[Exercise directions]: Return the records word for word. Any pictures in them are not part of the copy.

[Exercise data]:
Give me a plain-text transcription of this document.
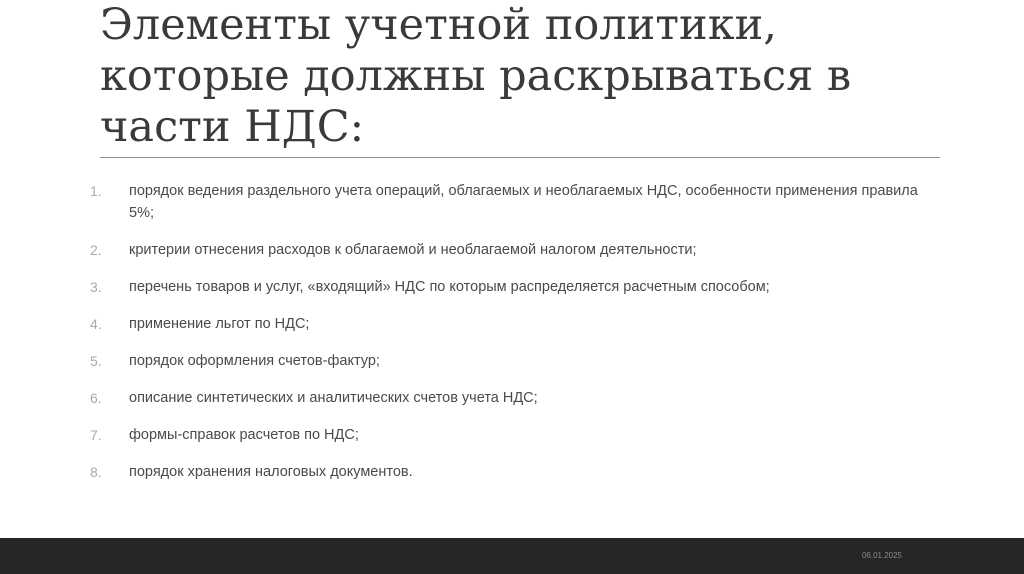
Элементы учетной политики,
которые должны раскрываться в
части НДС:
1.	порядок ведения раздельного учета операций, облагаемых и необлагаемых НДС, особенности применения правила 5%;
2.	критерии отнесения расходов к облагаемой и необлагаемой налогом деятельности;
3.	перечень товаров и услуг, «входящий» НДС по которым распределяется расчетным способом;
4.	применение льгот по НДС;
5.	порядок оформления счетов-фактур;
6.	описание синтетических и аналитических счетов учета НДС;
7.	формы-справок расчетов по НДС;
8.	порядок хранения налоговых документов.
06.01.2025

[Complete answer]:
Give me a plain-text transcription of this document.
Элементы учетной политики,
которые должны раскрываться в
части НДС:
1.	порядок ведения раздельного учета операций, облагаемых и необлагаемых НДС, особенности применения правила 5%;
2.	критерии отнесения расходов к облагаемой и необлагаемой налогом деятельности;
3.	перечень товаров и услуг, «входящий» НДС по которым распределяется расчетным способом;
4.	применение льгот по НДС;
5.	порядок оформления счетов-фактур;
6.	описание синтетических и аналитических счетов учета НДС;
7.	формы-справок расчетов по НДС;
8.	порядок хранения налоговых документов.
06.01.2025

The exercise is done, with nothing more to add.